Request >> Write out the records again, exactly, leaving none out.

Provided information >>
<<<<
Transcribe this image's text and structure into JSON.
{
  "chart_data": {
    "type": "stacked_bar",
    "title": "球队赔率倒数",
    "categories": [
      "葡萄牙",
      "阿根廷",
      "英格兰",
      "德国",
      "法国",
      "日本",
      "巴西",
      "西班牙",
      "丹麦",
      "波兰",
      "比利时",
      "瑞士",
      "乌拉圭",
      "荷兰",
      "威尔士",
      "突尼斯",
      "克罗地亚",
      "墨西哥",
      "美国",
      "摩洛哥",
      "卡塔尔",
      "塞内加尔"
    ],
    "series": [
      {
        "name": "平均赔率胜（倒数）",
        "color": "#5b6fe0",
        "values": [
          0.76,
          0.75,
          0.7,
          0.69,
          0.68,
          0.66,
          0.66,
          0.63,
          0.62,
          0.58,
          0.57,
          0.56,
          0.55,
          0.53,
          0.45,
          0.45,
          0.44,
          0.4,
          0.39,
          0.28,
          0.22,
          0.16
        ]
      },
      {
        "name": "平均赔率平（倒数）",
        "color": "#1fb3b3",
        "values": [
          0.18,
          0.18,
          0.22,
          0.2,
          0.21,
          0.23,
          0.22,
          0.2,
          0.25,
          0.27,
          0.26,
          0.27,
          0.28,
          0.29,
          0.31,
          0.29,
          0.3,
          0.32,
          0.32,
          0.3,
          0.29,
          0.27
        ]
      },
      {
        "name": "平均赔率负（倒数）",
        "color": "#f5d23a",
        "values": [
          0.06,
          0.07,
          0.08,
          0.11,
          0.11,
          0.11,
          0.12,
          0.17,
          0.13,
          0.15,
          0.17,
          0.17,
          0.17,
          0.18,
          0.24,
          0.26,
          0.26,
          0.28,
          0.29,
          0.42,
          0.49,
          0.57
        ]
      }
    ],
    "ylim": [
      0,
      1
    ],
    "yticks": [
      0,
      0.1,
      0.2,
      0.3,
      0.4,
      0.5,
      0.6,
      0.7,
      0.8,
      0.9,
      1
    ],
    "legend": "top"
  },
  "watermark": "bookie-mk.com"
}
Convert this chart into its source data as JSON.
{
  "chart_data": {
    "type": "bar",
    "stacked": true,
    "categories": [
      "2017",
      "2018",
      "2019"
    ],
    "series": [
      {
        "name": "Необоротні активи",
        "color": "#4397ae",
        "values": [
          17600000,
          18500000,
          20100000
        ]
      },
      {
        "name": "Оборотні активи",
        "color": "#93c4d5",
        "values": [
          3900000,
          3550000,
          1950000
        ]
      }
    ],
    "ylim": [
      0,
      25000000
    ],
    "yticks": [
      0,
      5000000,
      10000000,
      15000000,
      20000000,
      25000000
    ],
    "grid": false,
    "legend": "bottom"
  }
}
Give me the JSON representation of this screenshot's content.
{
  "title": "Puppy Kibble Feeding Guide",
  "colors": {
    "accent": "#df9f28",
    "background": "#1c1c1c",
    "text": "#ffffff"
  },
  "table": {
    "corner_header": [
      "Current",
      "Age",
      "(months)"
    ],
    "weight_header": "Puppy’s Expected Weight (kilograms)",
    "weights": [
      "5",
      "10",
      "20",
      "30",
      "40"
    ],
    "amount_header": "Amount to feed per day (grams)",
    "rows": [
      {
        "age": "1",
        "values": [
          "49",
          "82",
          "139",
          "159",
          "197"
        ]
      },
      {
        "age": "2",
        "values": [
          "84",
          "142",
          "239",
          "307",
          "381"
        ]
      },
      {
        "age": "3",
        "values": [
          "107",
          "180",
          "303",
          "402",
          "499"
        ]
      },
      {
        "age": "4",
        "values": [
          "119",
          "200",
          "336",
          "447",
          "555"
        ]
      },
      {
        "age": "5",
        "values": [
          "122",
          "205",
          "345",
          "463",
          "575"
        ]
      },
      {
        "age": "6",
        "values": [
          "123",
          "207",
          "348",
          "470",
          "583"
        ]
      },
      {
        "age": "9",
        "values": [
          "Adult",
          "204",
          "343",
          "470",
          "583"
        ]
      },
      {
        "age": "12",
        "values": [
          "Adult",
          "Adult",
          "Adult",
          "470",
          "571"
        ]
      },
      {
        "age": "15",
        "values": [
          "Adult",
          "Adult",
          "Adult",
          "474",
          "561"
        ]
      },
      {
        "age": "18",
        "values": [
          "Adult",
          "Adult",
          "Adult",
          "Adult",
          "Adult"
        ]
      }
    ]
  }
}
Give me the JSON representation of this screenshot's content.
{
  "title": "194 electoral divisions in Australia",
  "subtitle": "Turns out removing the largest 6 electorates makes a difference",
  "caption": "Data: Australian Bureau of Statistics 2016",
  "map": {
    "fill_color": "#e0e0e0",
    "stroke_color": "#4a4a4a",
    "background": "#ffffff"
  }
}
>>>>
Exercise result >>
Transcribe this image's text and structure into JSON.
{
  "chart_data": {
    "type": "stacked_bar",
    "title": "球队赔率倒数",
    "categories": [
      "葡萄牙",
      "阿根廷",
      "英格兰",
      "德国",
      "法国",
      "日本",
      "巴西",
      "西班牙",
      "丹麦",
      "波兰",
      "比利时",
      "瑞士",
      "乌拉圭",
      "荷兰",
      "威尔士",
      "突尼斯",
      "克罗地亚",
      "墨西哥",
      "美国",
      "摩洛哥",
      "卡塔尔",
      "塞内加尔"
    ],
    "series": [
      {
        "name": "平均赔率胜（倒数）",
        "color": "#5b6fe0",
        "values": [
          0.76,
          0.75,
          0.7,
          0.69,
          0.68,
          0.66,
          0.66,
          0.63,
          0.62,
          0.58,
          0.57,
          0.56,
          0.55,
          0.53,
          0.45,
          0.45,
          0.44,
          0.4,
          0.39,
          0.28,
          0.22,
          0.16
        ]
      },
      {
        "name": "平均赔率平（倒数）",
        "color": "#1fb3b3",
        "values": [
          0.18,
          0.18,
          0.22,
          0.2,
          0.21,
          0.23,
          0.22,
          0.2,
          0.25,
          0.27,
          0.26,
          0.27,
          0.28,
          0.29,
          0.31,
          0.29,
          0.3,
          0.32,
          0.32,
          0.3,
          0.29,
          0.27
        ]
      },
      {
        "name": "平均赔率负（倒数）",
        "color": "#f5d23a",
        "values": [
          0.06,
          0.07,
          0.08,
          0.11,
          0.11,
          0.11,
          0.12,
          0.17,
          0.13,
          0.15,
          0.17,
          0.17,
          0.17,
          0.18,
          0.24,
          0.26,
          0.26,
          0.28,
          0.29,
          0.42,
          0.49,
          0.57
        ]
      }
    ],
    "ylim": [
      0,
      1
    ],
    "yticks": [
      0,
      0.1,
      0.2,
      0.3,
      0.4,
      0.5,
      0.6,
      0.7,
      0.8,
      0.9,
      1
    ],
    "legend": "top"
  },
  "watermark": "bookie-mk.com"
}
Convert this chart into its source data as JSON.
{
  "chart_data": {
    "type": "bar",
    "stacked": true,
    "categories": [
      "2017",
      "2018",
      "2019"
    ],
    "series": [
      {
        "name": "Необоротні активи",
        "color": "#4397ae",
        "values": [
          17600000,
          18500000,
          20100000
        ]
      },
      {
        "name": "Оборотні активи",
        "color": "#93c4d5",
        "values": [
          3900000,
          3550000,
          1950000
        ]
      }
    ],
    "ylim": [
      0,
      25000000
    ],
    "yticks": [
      0,
      5000000,
      10000000,
      15000000,
      20000000,
      25000000
    ],
    "grid": false,
    "legend": "bottom"
  }
}
Give me the JSON representation of this screenshot's content.
{
  "title": "Puppy Kibble Feeding Guide",
  "colors": {
    "accent": "#df9f28",
    "background": "#1c1c1c",
    "text": "#ffffff"
  },
  "table": {
    "corner_header": [
      "Current",
      "Age",
      "(months)"
    ],
    "weight_header": "Puppy’s Expected Weight (kilograms)",
    "weights": [
      "5",
      "10",
      "20",
      "30",
      "40"
    ],
    "amount_header": "Amount to feed per day (grams)",
    "rows": [
      {
        "age": "1",
        "values": [
          "49",
          "82",
          "139",
          "159",
          "197"
        ]
      },
      {
        "age": "2",
        "values": [
          "84",
          "142",
          "239",
          "307",
          "381"
        ]
      },
      {
        "age": "3",
        "values": [
          "107",
          "180",
          "303",
          "402",
          "499"
        ]
      },
      {
        "age": "4",
        "values": [
          "119",
          "200",
          "336",
          "447",
          "555"
        ]
      },
      {
        "age": "5",
        "values": [
          "122",
          "205",
          "345",
          "463",
          "575"
        ]
      },
      {
        "age": "6",
        "values": [
          "123",
          "207",
          "348",
          "470",
          "583"
        ]
      },
      {
        "age": "9",
        "values": [
          "Adult",
          "204",
          "343",
          "470",
          "583"
        ]
      },
      {
        "age": "12",
        "values": [
          "Adult",
          "Adult",
          "Adult",
          "470",
          "571"
        ]
      },
      {
        "age": "15",
        "values": [
          "Adult",
          "Adult",
          "Adult",
          "474",
          "561"
        ]
      },
      {
        "age": "18",
        "values": [
          "Adult",
          "Adult",
          "Adult",
          "Adult",
          "Adult"
        ]
      }
    ]
  }
}
Give me the JSON representation of this screenshot's content.
{
  "title": "194 electoral divisions in Australia",
  "subtitle": "Turns out removing the largest 6 electorates makes a difference",
  "caption": "Data: Australian Bureau of Statistics 2016",
  "map": {
    "fill_color": "#e0e0e0",
    "stroke_color": "#4a4a4a",
    "background": "#ffffff"
  }
}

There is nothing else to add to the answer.